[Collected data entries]
/---
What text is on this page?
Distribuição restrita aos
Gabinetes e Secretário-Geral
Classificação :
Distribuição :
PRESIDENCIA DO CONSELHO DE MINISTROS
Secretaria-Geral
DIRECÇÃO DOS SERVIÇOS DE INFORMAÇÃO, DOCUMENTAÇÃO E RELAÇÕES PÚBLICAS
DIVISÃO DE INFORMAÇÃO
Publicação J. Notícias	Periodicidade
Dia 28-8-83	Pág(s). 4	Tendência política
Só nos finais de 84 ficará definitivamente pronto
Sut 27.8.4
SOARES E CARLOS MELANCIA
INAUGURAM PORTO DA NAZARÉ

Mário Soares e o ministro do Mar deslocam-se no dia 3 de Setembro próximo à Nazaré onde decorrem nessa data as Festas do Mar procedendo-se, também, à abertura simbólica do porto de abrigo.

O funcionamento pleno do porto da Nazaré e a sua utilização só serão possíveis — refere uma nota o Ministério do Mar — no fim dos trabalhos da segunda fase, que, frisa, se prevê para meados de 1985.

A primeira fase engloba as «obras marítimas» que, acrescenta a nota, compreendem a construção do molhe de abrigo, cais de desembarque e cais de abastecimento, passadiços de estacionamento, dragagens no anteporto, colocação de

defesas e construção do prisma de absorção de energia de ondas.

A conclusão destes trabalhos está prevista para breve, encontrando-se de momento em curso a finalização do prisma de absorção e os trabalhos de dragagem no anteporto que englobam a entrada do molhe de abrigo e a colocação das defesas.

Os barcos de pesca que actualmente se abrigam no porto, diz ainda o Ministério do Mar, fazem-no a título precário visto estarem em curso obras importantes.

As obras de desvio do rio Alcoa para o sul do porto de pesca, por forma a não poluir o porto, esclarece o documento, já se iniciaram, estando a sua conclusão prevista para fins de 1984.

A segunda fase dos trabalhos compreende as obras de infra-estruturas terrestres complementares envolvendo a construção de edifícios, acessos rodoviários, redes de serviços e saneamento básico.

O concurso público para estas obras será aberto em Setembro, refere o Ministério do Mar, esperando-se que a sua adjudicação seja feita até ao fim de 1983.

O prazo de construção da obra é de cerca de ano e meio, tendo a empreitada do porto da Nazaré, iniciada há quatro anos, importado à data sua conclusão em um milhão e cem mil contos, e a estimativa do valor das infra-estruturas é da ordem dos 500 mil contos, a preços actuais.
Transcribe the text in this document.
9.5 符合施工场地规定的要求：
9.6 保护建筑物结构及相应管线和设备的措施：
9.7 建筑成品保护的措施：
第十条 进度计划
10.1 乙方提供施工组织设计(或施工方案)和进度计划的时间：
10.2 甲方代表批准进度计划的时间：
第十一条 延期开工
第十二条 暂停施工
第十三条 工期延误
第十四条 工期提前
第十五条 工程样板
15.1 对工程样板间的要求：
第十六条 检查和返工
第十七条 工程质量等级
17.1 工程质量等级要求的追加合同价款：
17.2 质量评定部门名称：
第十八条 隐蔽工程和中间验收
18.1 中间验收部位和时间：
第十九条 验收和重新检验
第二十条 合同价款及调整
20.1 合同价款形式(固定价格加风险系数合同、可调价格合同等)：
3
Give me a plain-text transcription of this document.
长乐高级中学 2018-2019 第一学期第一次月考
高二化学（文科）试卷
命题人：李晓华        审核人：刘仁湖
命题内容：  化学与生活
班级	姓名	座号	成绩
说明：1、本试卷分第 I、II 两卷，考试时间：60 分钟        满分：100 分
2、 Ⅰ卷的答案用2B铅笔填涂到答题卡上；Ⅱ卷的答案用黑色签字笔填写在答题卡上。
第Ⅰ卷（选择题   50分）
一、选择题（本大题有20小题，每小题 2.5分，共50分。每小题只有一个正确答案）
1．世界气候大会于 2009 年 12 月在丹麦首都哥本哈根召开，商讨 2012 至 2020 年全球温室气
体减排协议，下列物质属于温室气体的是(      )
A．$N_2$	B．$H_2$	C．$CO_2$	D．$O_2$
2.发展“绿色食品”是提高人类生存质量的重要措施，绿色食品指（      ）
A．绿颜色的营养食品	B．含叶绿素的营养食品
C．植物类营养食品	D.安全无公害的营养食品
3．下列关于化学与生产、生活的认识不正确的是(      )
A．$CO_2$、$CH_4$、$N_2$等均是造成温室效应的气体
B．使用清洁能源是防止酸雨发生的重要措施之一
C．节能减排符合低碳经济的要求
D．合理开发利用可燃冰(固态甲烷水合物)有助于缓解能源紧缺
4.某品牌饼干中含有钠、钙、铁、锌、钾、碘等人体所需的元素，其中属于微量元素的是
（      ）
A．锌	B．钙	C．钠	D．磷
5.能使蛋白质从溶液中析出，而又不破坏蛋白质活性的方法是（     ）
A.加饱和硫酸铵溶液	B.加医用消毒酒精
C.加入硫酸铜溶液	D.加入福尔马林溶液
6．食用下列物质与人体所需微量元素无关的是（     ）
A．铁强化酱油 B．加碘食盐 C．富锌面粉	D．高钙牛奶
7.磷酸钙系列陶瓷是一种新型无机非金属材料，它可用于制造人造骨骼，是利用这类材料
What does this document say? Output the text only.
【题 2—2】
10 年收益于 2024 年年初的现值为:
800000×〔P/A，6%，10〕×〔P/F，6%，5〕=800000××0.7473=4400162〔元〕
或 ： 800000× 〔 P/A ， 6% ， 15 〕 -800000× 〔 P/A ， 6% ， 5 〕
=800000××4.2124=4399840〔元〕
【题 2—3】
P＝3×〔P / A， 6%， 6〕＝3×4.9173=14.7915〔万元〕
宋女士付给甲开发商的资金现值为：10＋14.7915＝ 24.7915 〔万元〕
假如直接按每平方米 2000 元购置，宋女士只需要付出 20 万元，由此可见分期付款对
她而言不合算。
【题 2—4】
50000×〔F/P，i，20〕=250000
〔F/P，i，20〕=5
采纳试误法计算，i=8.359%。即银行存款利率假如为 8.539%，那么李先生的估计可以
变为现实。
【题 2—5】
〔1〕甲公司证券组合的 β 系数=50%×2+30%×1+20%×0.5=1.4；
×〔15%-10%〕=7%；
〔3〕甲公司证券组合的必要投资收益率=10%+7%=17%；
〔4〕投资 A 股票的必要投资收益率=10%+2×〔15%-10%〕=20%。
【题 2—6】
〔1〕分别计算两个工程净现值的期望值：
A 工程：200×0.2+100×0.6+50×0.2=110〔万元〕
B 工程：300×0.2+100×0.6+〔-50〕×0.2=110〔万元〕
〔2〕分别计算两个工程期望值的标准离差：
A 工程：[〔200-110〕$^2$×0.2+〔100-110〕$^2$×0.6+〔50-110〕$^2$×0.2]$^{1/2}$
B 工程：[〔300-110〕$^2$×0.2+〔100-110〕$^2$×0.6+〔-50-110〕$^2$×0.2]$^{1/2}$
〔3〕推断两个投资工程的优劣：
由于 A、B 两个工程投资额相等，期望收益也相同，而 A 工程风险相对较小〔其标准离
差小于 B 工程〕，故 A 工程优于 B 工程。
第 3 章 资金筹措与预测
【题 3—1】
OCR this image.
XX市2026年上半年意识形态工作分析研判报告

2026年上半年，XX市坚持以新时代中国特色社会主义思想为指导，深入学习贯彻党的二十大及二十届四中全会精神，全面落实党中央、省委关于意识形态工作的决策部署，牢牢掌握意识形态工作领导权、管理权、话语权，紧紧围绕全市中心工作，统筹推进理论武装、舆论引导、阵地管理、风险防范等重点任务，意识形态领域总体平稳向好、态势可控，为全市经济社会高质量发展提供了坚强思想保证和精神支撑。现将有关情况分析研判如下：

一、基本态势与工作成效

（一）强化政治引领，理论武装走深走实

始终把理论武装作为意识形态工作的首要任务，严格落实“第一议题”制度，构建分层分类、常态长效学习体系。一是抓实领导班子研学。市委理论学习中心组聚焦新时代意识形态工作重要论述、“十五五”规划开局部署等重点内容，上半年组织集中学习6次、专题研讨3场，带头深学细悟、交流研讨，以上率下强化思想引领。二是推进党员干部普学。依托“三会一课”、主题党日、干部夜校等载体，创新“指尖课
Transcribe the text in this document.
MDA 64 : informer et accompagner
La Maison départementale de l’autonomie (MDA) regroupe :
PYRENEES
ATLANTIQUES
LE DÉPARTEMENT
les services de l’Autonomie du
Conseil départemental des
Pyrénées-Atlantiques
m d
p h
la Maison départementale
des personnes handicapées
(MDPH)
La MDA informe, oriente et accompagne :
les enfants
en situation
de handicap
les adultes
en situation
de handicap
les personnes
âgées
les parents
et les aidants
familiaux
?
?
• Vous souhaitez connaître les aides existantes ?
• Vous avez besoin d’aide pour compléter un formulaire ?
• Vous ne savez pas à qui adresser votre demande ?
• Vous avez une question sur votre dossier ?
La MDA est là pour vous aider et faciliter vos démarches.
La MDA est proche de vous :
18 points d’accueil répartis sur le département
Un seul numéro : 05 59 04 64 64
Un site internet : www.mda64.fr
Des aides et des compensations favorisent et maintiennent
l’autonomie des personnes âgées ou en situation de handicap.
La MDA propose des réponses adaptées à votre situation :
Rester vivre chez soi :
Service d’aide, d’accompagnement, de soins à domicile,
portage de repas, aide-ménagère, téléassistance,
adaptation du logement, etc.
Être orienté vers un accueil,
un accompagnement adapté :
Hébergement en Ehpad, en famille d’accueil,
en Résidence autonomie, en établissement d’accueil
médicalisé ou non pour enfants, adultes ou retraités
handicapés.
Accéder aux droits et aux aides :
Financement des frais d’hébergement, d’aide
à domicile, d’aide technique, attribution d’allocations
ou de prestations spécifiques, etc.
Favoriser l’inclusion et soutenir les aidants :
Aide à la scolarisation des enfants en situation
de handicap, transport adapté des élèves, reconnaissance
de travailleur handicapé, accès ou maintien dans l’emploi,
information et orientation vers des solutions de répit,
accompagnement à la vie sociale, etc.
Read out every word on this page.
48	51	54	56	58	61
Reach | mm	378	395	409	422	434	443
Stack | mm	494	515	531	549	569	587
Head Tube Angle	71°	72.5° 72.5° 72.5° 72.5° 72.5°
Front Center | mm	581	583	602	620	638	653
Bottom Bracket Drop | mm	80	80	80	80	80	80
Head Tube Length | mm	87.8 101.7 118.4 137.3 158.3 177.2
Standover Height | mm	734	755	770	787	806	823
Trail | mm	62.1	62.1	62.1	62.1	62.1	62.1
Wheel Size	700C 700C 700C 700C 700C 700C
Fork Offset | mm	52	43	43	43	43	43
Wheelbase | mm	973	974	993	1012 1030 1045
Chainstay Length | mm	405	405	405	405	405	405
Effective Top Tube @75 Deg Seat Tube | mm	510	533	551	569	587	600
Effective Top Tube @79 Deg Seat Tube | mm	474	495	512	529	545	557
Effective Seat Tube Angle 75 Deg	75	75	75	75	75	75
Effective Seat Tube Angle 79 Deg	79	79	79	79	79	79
\---
_To be done_
Show the lines that mention the word "pour".

_Full solution_
• Vous avez besoin d’aide pour compléter un formulaire ?
La MDA est là pour vous aider et faciliter vos démarches.
médicalisé ou non pour enfants, adultes ou retraités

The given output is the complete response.